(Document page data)
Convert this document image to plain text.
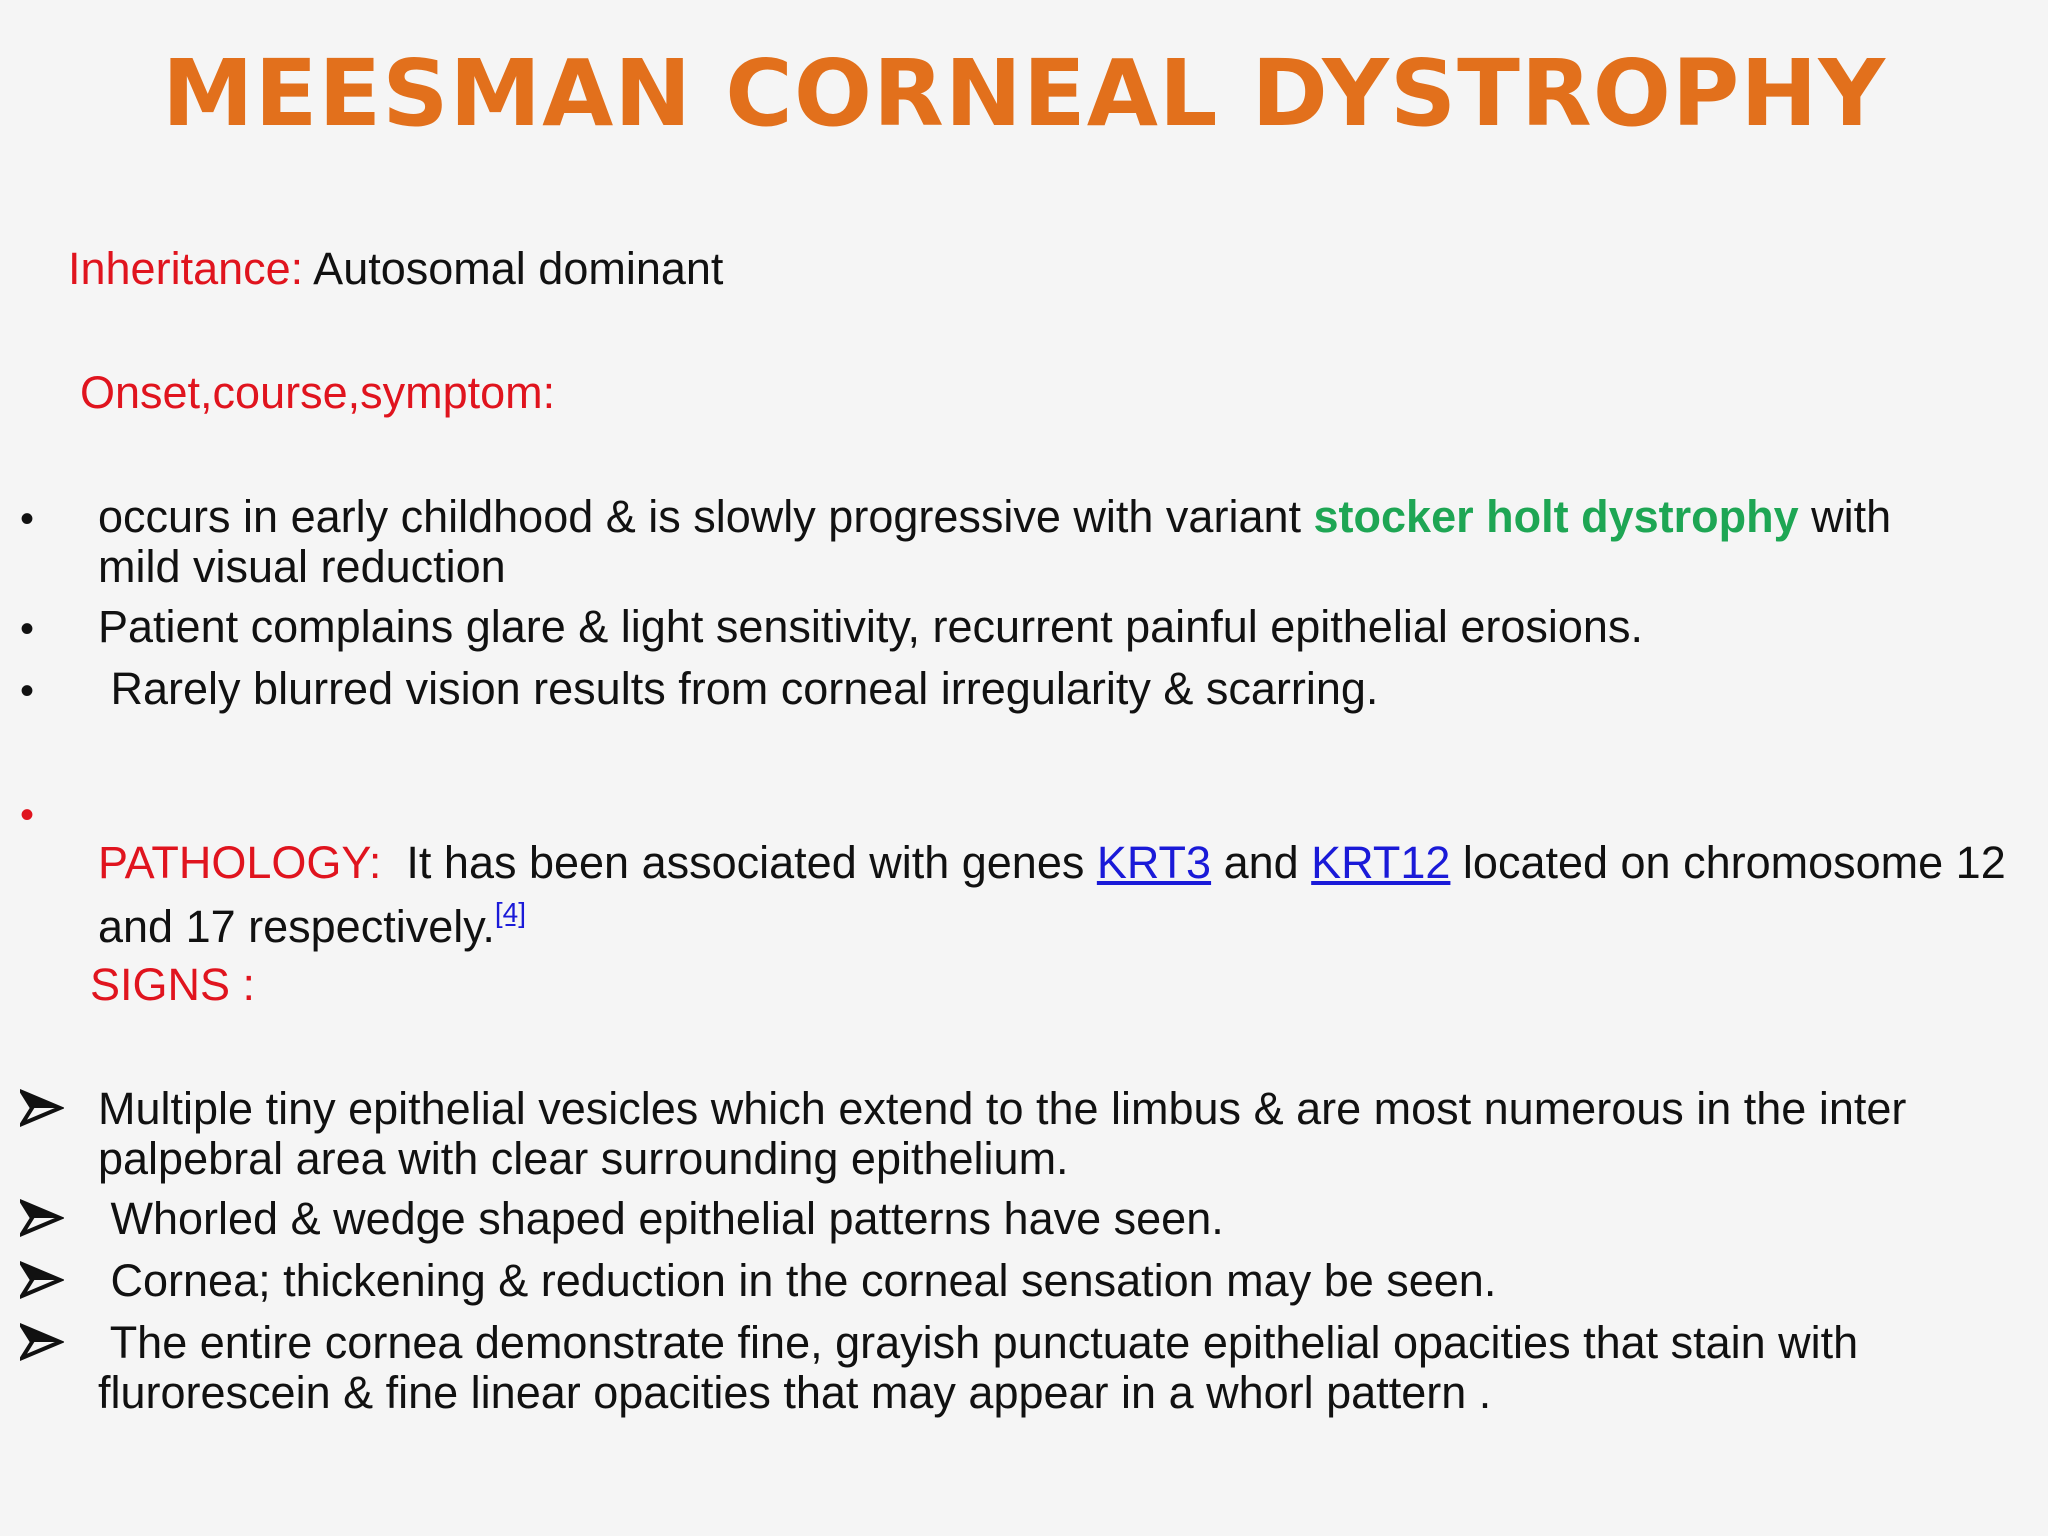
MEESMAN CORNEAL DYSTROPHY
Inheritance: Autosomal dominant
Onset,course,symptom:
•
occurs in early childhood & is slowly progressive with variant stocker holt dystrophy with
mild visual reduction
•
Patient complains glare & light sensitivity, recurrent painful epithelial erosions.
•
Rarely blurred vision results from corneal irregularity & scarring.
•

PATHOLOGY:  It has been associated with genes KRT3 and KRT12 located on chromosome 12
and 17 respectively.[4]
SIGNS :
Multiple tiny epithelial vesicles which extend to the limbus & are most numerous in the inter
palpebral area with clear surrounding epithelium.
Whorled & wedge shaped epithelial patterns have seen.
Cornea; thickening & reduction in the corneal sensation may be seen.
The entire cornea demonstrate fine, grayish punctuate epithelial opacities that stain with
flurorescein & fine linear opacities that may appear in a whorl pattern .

◆ **Directions**:
Check each line of the entries for "opacities" and copy those that have it.

◆ **Solution for this exercise**:
The entire cornea demonstrate fine, grayish punctuate epithelial opacities that stain with
flurorescein & fine linear opacities that may appear in a whorl pattern .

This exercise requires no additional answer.